Stored records |
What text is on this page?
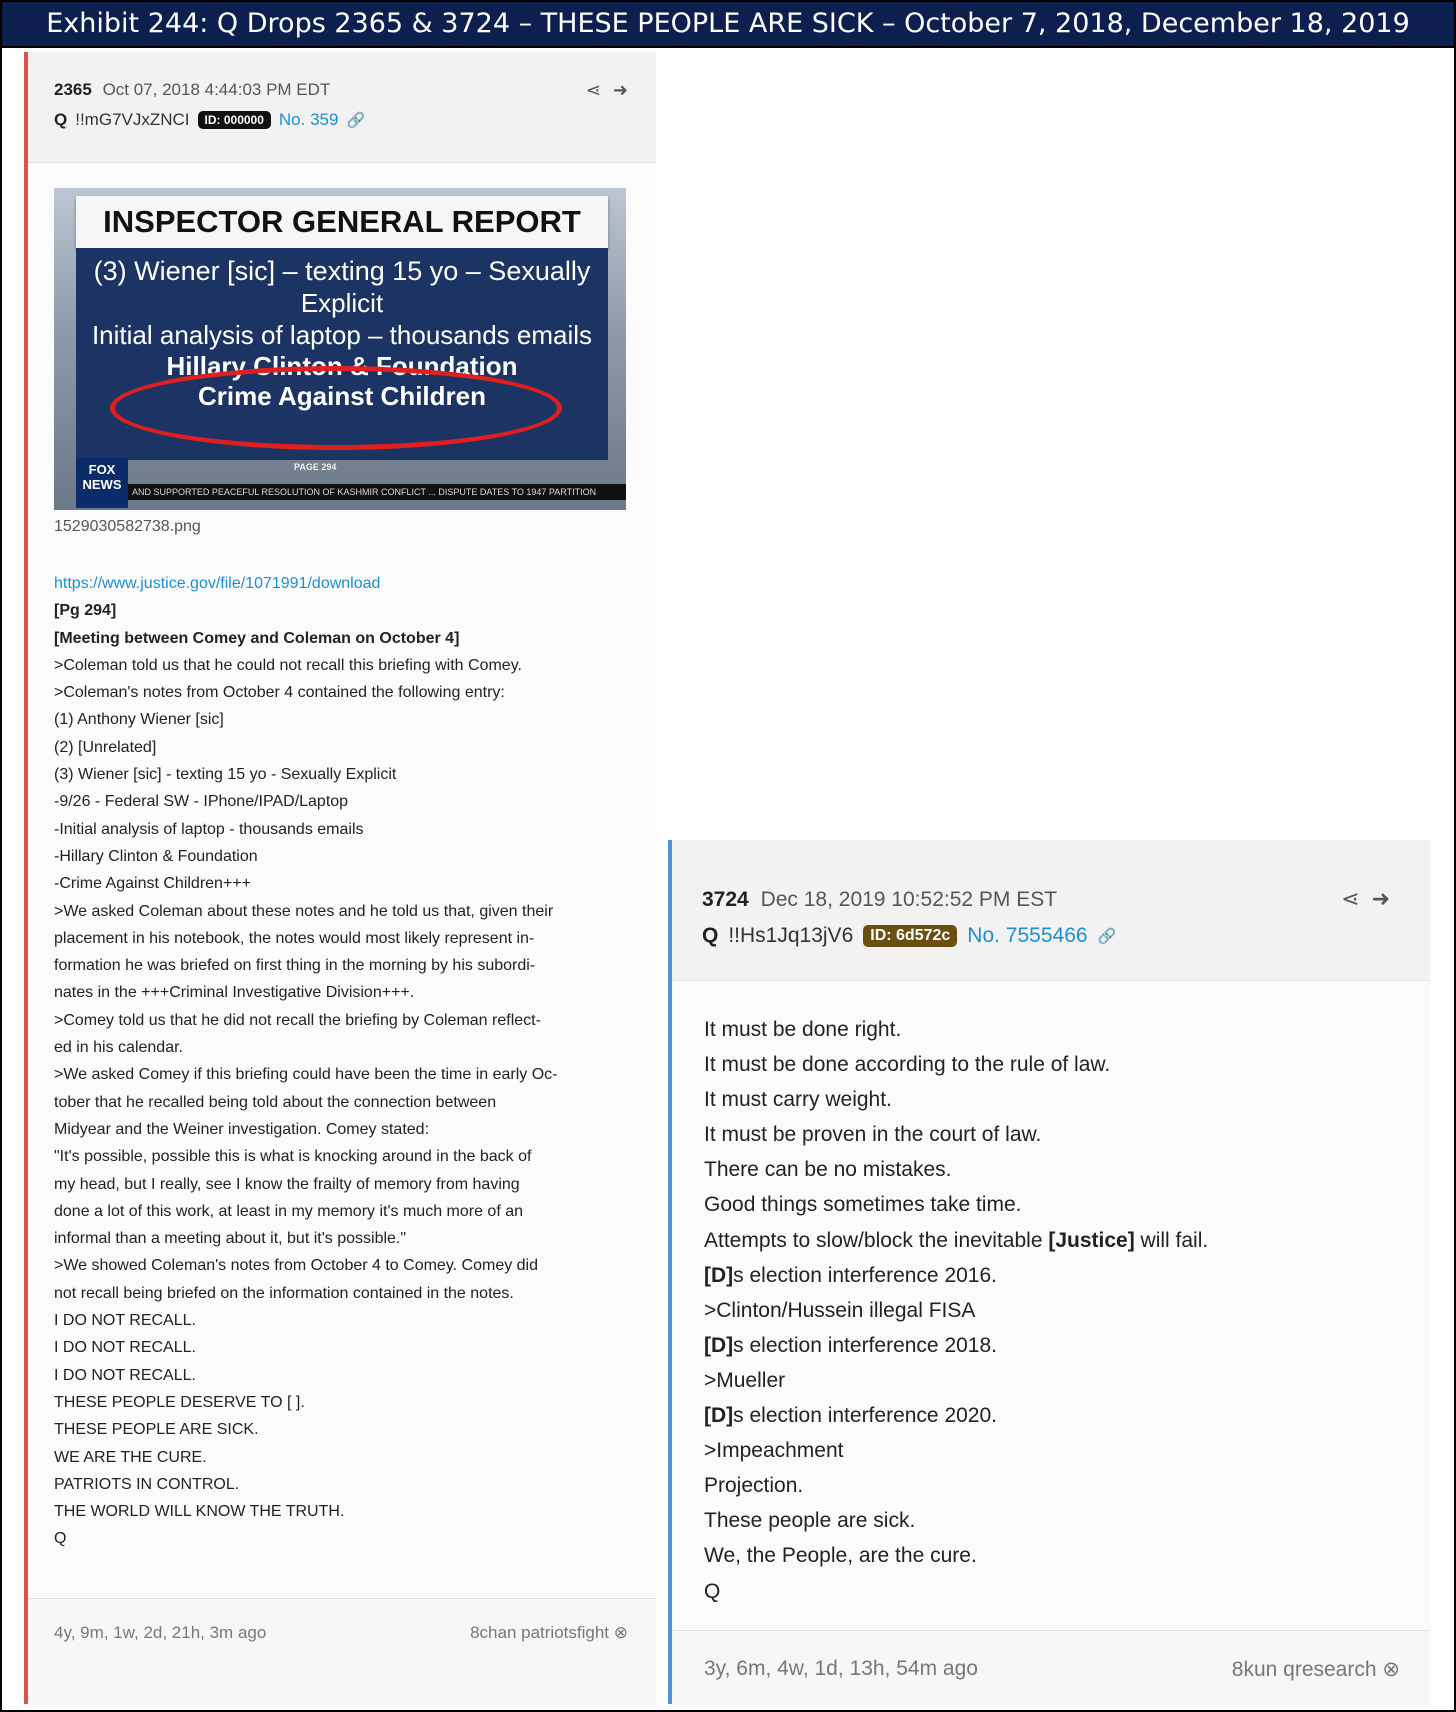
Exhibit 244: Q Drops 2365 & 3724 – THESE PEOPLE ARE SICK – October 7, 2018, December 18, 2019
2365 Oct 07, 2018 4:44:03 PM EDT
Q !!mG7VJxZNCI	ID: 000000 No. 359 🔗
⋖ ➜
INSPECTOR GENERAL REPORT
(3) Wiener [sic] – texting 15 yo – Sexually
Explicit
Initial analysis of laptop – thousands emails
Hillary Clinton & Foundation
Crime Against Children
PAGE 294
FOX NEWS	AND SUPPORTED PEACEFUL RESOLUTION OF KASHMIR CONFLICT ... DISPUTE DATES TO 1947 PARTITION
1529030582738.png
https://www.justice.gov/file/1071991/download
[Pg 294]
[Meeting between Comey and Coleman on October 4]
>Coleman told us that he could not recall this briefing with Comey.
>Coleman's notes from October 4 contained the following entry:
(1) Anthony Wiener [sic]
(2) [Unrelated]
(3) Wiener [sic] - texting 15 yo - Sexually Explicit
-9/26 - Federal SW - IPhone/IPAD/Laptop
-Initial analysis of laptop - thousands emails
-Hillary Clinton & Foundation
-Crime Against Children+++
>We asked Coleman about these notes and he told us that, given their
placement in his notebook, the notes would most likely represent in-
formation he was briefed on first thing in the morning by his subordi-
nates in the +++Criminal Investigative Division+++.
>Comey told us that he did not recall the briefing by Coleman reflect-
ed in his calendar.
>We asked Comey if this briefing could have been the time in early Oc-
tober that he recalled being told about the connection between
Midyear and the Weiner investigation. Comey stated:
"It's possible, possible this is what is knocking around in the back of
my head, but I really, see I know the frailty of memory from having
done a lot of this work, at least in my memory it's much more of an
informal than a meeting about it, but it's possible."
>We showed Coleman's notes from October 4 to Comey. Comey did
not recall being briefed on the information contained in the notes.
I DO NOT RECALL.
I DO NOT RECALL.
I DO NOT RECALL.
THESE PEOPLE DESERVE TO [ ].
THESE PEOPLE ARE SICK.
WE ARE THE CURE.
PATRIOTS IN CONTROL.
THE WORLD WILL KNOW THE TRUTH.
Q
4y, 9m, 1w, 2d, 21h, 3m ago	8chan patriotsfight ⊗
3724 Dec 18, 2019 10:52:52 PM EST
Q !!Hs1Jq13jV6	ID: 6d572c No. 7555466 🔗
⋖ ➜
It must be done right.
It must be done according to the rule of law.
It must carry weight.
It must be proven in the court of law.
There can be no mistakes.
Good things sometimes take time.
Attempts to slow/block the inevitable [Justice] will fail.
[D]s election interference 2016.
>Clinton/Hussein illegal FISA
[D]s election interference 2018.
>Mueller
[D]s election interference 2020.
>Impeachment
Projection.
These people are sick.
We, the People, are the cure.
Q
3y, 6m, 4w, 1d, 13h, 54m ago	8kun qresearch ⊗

Task requirements |
Gather all lines with the string "that" from the data.

Output for this exercise |
>Coleman told us that he could not recall this briefing with Comey.
>We asked Coleman about these notes and he told us that, given their
>Comey told us that he did not recall the briefing by Coleman reflect-
tober that he recalled being told about the connection between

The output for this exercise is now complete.